# [GIVEN RECORDS]
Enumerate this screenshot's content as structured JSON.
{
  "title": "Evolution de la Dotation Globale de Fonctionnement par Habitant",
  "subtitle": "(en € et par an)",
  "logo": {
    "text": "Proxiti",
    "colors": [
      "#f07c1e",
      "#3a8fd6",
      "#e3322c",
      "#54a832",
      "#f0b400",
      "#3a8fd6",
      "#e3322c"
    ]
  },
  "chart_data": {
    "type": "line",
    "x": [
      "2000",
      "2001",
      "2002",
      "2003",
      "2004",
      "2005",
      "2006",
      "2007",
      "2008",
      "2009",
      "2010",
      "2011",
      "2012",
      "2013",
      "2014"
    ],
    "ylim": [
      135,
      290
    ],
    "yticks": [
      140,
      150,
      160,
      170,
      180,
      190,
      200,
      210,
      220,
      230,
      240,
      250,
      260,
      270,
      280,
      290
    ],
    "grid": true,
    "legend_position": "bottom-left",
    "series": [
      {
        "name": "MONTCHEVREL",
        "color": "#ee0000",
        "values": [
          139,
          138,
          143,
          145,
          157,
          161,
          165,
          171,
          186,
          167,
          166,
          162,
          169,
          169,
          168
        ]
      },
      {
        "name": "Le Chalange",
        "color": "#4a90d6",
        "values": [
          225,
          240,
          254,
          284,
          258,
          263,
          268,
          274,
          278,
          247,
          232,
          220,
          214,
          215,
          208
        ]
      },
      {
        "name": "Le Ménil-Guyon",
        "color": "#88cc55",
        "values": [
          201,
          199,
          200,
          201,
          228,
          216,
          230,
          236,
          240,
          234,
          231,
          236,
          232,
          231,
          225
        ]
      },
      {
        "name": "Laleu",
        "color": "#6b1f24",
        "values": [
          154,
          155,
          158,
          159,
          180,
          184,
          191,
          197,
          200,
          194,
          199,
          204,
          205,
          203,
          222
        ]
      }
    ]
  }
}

# [GIVEN EXERCISE]
From the material given, work out how many lines hold the string "name"; state that number and nothing further.

# [COMPLETE RESPONSE]
4